Return every line of the material below that contains the string "element". Case counts.

Box coordinate listings:
--------------------

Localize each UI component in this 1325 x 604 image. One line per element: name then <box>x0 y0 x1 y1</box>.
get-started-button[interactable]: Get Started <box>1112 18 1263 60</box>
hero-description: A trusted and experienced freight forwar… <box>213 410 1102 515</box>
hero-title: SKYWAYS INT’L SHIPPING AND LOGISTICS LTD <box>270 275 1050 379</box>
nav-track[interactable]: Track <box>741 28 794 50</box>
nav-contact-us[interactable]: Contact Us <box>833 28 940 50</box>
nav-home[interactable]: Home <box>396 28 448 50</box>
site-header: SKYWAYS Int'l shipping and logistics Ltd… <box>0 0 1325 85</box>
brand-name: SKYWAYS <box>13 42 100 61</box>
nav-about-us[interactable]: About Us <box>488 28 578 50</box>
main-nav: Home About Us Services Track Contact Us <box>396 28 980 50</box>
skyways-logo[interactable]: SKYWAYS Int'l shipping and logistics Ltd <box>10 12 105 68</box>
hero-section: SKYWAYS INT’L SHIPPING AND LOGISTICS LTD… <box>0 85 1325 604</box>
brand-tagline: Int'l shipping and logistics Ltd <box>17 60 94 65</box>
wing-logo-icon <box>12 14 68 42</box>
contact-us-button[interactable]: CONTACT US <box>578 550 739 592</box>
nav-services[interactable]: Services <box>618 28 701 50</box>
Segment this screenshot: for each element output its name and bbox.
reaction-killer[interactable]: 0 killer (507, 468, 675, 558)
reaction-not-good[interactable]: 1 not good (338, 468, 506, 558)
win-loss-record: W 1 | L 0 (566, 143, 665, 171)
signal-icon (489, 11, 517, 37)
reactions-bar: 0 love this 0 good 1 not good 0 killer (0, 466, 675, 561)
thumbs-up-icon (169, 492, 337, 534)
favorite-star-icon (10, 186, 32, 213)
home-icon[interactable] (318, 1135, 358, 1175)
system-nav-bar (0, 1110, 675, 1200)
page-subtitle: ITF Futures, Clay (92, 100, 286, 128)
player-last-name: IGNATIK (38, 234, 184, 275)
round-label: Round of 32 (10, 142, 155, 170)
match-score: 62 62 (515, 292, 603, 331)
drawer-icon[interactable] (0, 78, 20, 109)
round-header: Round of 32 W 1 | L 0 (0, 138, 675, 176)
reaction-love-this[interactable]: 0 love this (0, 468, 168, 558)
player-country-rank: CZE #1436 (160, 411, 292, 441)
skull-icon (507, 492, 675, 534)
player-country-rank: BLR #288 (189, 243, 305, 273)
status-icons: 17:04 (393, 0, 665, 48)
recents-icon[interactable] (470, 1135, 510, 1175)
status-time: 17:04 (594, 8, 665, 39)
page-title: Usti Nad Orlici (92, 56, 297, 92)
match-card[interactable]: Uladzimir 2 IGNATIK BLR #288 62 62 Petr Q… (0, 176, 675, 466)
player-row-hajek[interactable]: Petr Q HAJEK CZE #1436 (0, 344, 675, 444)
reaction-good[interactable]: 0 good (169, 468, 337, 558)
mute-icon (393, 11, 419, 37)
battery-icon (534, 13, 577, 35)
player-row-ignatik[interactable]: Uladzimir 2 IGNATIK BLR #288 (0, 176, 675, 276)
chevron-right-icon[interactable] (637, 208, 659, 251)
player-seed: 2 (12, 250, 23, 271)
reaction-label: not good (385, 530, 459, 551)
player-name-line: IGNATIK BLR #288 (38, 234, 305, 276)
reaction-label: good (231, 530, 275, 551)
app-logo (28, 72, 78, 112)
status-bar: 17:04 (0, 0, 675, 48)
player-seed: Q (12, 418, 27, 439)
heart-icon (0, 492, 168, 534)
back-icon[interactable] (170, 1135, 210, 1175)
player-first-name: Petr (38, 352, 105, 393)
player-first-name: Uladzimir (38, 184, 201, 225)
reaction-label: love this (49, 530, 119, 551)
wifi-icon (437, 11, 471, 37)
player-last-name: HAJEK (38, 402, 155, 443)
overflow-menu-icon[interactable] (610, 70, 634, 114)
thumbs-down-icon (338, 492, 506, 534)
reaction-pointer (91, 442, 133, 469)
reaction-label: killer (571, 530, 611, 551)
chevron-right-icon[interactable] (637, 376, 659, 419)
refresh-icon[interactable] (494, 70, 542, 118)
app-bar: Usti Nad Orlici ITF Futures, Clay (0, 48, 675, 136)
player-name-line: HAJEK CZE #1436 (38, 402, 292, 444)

--------------------

### Final result
Localize each UI component in this 1325 x 604 image. One line per element: name then <box>x0 y0 x1 y1</box>.
Segment this screenshot: for each element output its name and bbox.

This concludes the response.